Write the number of lines holding the word "pardonne", and nothing else.

^^^^^^^^

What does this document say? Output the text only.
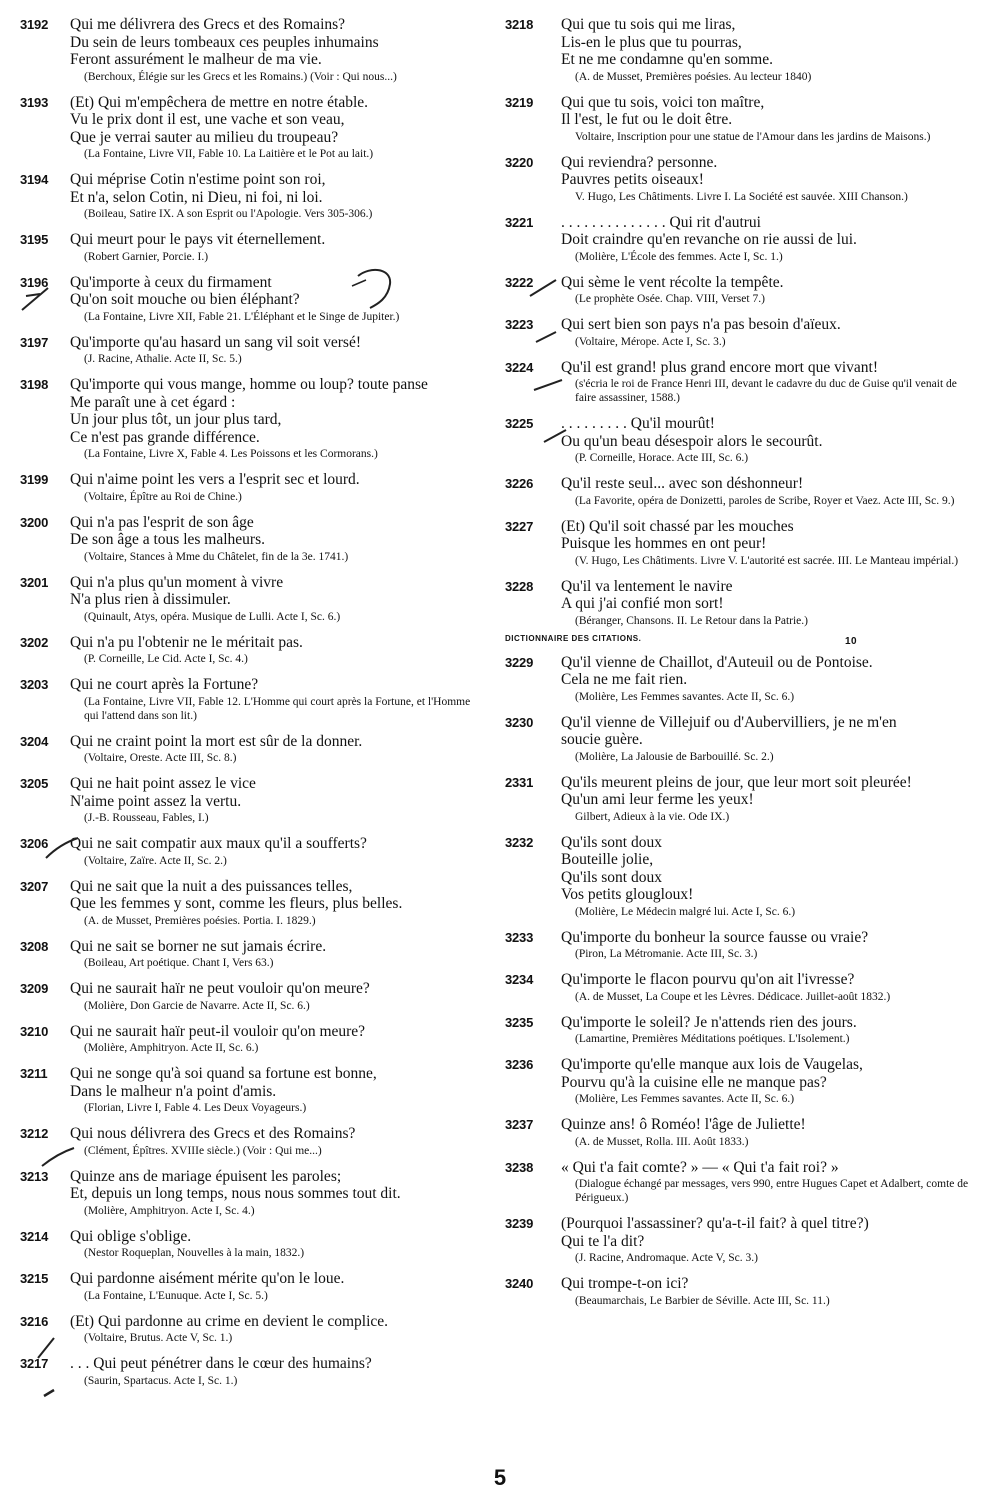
3192 Qui me délivrera des Grecs et des Romains?
Du sein de leurs tombeaux ces peuples inhumains
Feront assurément le malheur de ma vie.
(Berchoux, Élégie sur les Grecs et les Romains.) (Voir : Qui nous...)
3193 (Et) Qui m'empêchera de mettre en notre étable.
Vu le prix dont il est, une vache et son veau,
Que je verrai sauter au milieu du troupeau?
(La Fontaine, Livre VII, Fable 10. La Laitière et le Pot au lait.)
3194 Qui méprise Cotin n'estime point son roi,
Et n'a, selon Cotin, ni Dieu, ni foi, ni loi.
(Boileau, Satire IX. A son Esprit ou l'Apologie. Vers 305-306.)
3195 Qui meurt pour le pays vit éternellement.
(Robert Garnier, Porcie. I.)
3196 Qu'importe à ceux du firmament
Qu'on soit mouche ou bien éléphant?
(La Fontaine, Livre XII, Fable 21. L'Éléphant et le Singe de Jupiter.)
3197 Qu'importe qu'au hasard un sang vil soit versé!
(J. Racine, Athalie. Acte II, Sc. 5.)
3198 Qu'importe qui vous mange, homme ou loup? toute panse
Me paraît une à cet égard :
Un jour plus tôt, un jour plus tard,
Ce n'est pas grande différence.
(La Fontaine, Livre X, Fable 4. Les Poissons et les Cormorans.)
3199 Qui n'aime point les vers a l'esprit sec et lourd.
(Voltaire, Épître au Roi de Chine.)
3200 Qui n'a pas l'esprit de son âge
De son âge a tous les malheurs.
(Voltaire, Stances à Mme du Châtelet, fin de la 3e. 1741.)
3201 Qui n'a plus qu'un moment à vivre
N'a plus rien à dissimuler.
(Quinault, Atys, opéra. Musique de Lulli. Acte I, Sc. 6.)
3202 Qui n'a pu l'obtenir ne le méritait pas.
(P. Corneille, Le Cid. Acte I, Sc. 4.)
3203 Qui ne court après la Fortune?
(La Fontaine, Livre VII, Fable 12. L'Homme qui court après la Fortune, et l'Homme qui l'attend dans son lit.)
3204 Qui ne craint point la mort est sûr de la donner.
(Voltaire, Oreste. Acte III, Sc. 8.)
3205 Qui ne hait point assez le vice
N'aime point assez la vertu.
(J.-B. Rousseau, Fables, I.)
3206 Qui ne sait compatir aux maux qu'il a soufferts?
(Voltaire, Zaïre. Acte II, Sc. 2.)
3207 Qui ne sait que la nuit a des puissances telles,
Que les femmes y sont, comme les fleurs, plus belles.
(A. de Musset, Premières poésies. Portia. I. 1829.)
3208 Qui ne sait se borner ne sut jamais écrire.
(Boileau, Art poétique. Chant I, Vers 63.)
3209 Qui ne saurait haïr ne peut vouloir qu'on meure?
(Molière, Don Garcie de Navarre. Acte II, Sc. 6.)
3210 Qui ne saurait haïr peut-il vouloir qu'on meure?
(Molière, Amphitryon. Acte II, Sc. 6.)
3211 Qui ne songe qu'à soi quand sa fortune est bonne,
Dans le malheur n'a point d'amis.
(Florian, Livre I, Fable 4. Les Deux Voyageurs.)
3212 Qui nous délivrera des Grecs et des Romains?
(Clément, Épîtres. XVIIIe siècle.) (Voir : Qui me...)
3213 Quinze ans de mariage épuisent les paroles;
Et, depuis un long temps, nous nous sommes tout dit.
(Molière, Amphitryon. Acte I, Sc. 4.)
3214 Qui oblige s'oblige.
(Nestor Roqueplan, Nouvelles à la main, 1832.)
3215 Qui pardonne aisément mérite qu'on le loue.
(La Fontaine, L'Eunuque. Acte I, Sc. 5.)
3216 (Et) Qui pardonne au crime en devient le complice.
(Voltaire, Brutus. Acte V, Sc. 1.)
3217 . . . Qui peut pénétrer dans le cœur des humains?
(Saurin, Spartacus. Acte I, Sc. 1.)
3218 Qui que tu sois qui me liras,
Lis-en le plus que tu pourras,
Et ne me condamne qu'en somme.
(A. de Musset, Premières poésies. Au lecteur 1840)
3219 Qui que tu sois, voici ton maître,
Il l'est, le fut ou le doit être.
Voltaire, Inscription pour une statue de l'Amour dans les jardins de Maisons.)
3220 Qui reviendra? personne.
Pauvres petits oiseaux!
V. Hugo, Les Châtiments. Livre I. La Société est sauvée. XIII Chanson.)
3221 . . . . . . . . . . . . . . Qui rit d'autrui
Doit craindre qu'en revanche on rie aussi de lui.
(Molière, L'École des femmes. Acte I, Sc. 1.)
3222 Qui sème le vent récolte la tempête.
(Le prophète Osée. Chap. VIII, Verset 7.)
3223 Qui sert bien son pays n'a pas besoin d'aïeux.
(Voltaire, Mérope. Acte I, Sc. 3.)
3224 Qu'il est grand! plus grand encore mort que vivant!
(s'écria le roi de France Henri III, devant le cadavre du duc de Guise qu'il venait de faire assassiner, 1588.)
3225 . . . . . . . . . Qu'il mourût!
Ou qu'un beau désespoir alors le secourût.
(P. Corneille, Horace. Acte III, Sc. 6.)
3226 Qu'il reste seul... avec son déshonneur!
(La Favorite, opéra de Donizetti, paroles de Scribe, Royer et Vaez. Acte III, Sc. 9.)
3227 (Et) Qu'il soit chassé par les mouches
Puisque les hommes en ont peur!
(V. Hugo, Les Châtiments. Livre V. L'autorité est sacrée. III. Le Manteau impérial.)
3228 Qu'il va lentement le navire
A qui j'ai confié mon sort!
(Béranger, Chansons. II. Le Retour dans la Patrie.)
DICTIONNAIRE DES CITATIONS.	10
3229 Qu'il vienne de Chaillot, d'Auteuil ou de Pontoise.
Cela ne me fait rien.
(Molière, Les Femmes savantes. Acte II, Sc. 6.)
3230 Qu'il vienne de Villejuif ou d'Aubervilliers, je ne m'en
soucie guère.
(Molière, La Jalousie de Barbouillé. Sc. 2.)
2331 Qu'ils meurent pleins de jour, que leur mort soit pleurée!
Qu'un ami leur ferme les yeux!
Gilbert, Adieux à la vie. Ode IX.)
3232 Qu'ils sont doux
Bouteille jolie,
Qu'ils sont doux
Vos petits glougloux!
(Molière, Le Médecin malgré lui. Acte I, Sc. 6.)
3233 Qu'importe du bonheur la source fausse ou vraie?
(Piron, La Métromanie. Acte III, Sc. 3.)
3234 Qu'importe le flacon pourvu qu'on ait l'ivresse?
(A. de Musset, La Coupe et les Lèvres. Dédicace. Juillet-août 1832.)
3235 Qu'importe le soleil? Je n'attends rien des jours.
(Lamartine, Premières Méditations poétiques. L'Isolement.)
3236 Qu'importe qu'elle manque aux lois de Vaugelas,
Pourvu qu'à la cuisine elle ne manque pas?
(Molière, Les Femmes savantes. Acte II, Sc. 6.)
3237 Quinze ans! ô Roméo! l'âge de Juliette!
(A. de Musset, Rolla. III. Août 1833.)
3238 « Qui t'a fait comte? » — « Qui t'a fait roi? »
(Dialogue échangé par messages, vers 990, entre Hugues Capet et Adalbert, comte de Périgueux.)
3239 (Pourquoi l'assassiner? qu'a-t-il fait? à quel titre?)
Qui te l'a dit?
(J. Racine, Andromaque. Acte V, Sc. 3.)
3240 Qui trompe-t-on ici?
(Beaumarchais, Le Barbier de Séville. Acte III, Sc. 11.)
5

^^^^^^^^

FULL SOLUTION:
2